FRAGMENTO PROPORCIONADO:
En unos días empezará un nuevo curso, y no podremos entrar en las aulas como si nada hubiera pasado. Habremos, antes de nada, de escuchar lo que alumnas y alumnos tengan que contarnos. Y eso habrá de constituir el cimiento de los itinerarios de aprendizaje que entre todos vayamos construyendo. Nuestros currículos están obsoletos porque en poco contribuyen a iluminar el presente y a forjar un futuro más dignamente habitable. Empecemos modestamente desde abajo y vayamos compartiendo materiales y propuestas. Pero habremos de hacerlo con tacto e inteligencia, no vaya a ser que llevados de nuestra buen voluntad contribuyamos a estigmatizar aún más a un colectivo ya suficientemente señalado desde dentro y desde fuera.

MATERIAL PROPORCIONADO:
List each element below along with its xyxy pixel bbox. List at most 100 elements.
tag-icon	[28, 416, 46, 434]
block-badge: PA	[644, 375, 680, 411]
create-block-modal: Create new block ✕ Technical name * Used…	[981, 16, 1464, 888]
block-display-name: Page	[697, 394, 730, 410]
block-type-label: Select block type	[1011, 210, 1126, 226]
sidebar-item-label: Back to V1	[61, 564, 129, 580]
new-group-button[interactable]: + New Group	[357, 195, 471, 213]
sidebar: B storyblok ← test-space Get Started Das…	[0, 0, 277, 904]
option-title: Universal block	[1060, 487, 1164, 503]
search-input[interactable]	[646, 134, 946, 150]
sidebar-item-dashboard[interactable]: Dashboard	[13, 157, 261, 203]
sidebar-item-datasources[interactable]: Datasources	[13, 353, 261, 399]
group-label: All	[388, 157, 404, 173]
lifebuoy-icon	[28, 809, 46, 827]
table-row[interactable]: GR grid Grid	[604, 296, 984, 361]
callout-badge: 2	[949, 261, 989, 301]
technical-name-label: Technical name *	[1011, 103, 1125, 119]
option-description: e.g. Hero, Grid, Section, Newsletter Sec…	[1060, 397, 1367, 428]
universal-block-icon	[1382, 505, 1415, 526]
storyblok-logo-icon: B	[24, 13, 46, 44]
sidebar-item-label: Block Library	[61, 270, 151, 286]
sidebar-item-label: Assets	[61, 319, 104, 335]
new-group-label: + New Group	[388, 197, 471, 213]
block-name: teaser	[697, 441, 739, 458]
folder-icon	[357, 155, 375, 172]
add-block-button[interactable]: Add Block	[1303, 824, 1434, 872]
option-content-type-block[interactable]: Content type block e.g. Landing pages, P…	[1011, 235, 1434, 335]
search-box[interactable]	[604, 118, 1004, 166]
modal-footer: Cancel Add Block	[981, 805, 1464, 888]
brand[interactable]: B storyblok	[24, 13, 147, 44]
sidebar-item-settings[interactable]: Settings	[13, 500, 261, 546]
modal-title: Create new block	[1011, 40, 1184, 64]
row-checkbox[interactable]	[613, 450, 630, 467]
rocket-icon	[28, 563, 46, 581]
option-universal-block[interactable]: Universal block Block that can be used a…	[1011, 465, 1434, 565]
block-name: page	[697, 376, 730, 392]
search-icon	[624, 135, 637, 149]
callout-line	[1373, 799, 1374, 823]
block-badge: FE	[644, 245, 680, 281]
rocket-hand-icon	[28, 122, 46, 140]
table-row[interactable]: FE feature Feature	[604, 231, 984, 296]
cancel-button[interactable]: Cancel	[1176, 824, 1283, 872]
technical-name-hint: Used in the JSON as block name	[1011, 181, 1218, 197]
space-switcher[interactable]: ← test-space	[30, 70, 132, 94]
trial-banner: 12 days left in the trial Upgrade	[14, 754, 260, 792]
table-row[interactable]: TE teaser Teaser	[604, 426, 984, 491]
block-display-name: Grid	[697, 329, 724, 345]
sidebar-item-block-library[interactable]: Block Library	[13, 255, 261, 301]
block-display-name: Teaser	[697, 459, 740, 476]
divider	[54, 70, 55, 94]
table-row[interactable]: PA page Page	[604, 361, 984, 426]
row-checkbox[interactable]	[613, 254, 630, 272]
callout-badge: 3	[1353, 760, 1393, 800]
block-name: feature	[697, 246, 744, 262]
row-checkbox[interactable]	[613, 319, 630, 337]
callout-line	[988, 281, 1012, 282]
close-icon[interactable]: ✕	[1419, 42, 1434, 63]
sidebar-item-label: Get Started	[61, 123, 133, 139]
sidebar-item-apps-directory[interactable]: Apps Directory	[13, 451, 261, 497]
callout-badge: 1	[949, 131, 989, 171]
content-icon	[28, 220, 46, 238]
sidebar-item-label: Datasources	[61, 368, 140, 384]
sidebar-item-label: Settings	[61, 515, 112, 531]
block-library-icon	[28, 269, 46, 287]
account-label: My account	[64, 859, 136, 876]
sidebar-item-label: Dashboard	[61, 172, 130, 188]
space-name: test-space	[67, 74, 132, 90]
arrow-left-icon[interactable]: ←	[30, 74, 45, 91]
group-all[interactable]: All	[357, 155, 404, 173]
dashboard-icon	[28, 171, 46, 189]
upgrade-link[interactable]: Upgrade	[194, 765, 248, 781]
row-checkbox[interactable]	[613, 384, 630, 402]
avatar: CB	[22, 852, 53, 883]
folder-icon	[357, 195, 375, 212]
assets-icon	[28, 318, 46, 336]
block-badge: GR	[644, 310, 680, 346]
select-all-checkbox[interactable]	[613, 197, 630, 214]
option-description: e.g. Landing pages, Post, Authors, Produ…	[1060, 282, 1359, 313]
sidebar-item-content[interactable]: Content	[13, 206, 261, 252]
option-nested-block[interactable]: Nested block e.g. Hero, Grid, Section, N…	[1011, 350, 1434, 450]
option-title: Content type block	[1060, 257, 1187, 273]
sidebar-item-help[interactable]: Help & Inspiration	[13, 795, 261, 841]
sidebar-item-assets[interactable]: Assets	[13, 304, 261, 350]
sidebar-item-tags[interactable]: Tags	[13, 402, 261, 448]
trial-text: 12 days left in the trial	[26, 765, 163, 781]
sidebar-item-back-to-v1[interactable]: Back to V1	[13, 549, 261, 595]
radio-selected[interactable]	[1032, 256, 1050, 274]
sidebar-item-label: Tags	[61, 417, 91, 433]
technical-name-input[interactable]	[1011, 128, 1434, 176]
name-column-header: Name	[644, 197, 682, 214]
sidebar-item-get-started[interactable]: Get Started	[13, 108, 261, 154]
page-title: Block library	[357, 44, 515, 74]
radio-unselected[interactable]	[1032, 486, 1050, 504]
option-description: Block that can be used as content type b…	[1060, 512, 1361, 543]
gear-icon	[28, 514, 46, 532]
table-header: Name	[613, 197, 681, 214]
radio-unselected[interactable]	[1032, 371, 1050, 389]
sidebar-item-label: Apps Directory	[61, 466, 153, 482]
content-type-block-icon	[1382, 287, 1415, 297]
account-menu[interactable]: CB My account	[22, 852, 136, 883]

CONSIGNAS DEL EJERCICIO:
A. Según el fragmento sobre el inicio del curso, ¿por qué están obsoletos nuestros currículos?
B. Prosigue el fragmento sobre el inicio del curso a partir de su última oración.
Los registros proceden de una fuente distinta a la del fragmento.

RESPUESTAS:
A. Porque en poco contribuyen a iluminar el presente y a forjar un futuro más dignamente habitable.

B.
Y si nuestra labor de educadores no se acaba con la jornada escolar, nuestro compromiso cívico no puede tampoco aparcarse a la puerta la escuela: habremos de reclamar políticas educativas y sociales que combatan la exclusión y contribuyan a la equidad y la justicia, y políticas a secas que vayan a los responsables últimos de tamaña barbarie.
Guadalupe Jover es profesora de Educación Secundaria
*Nombres y situaciones son reales, aunque unos y otras se crucen a veces para preservar la privacidad del alumnado.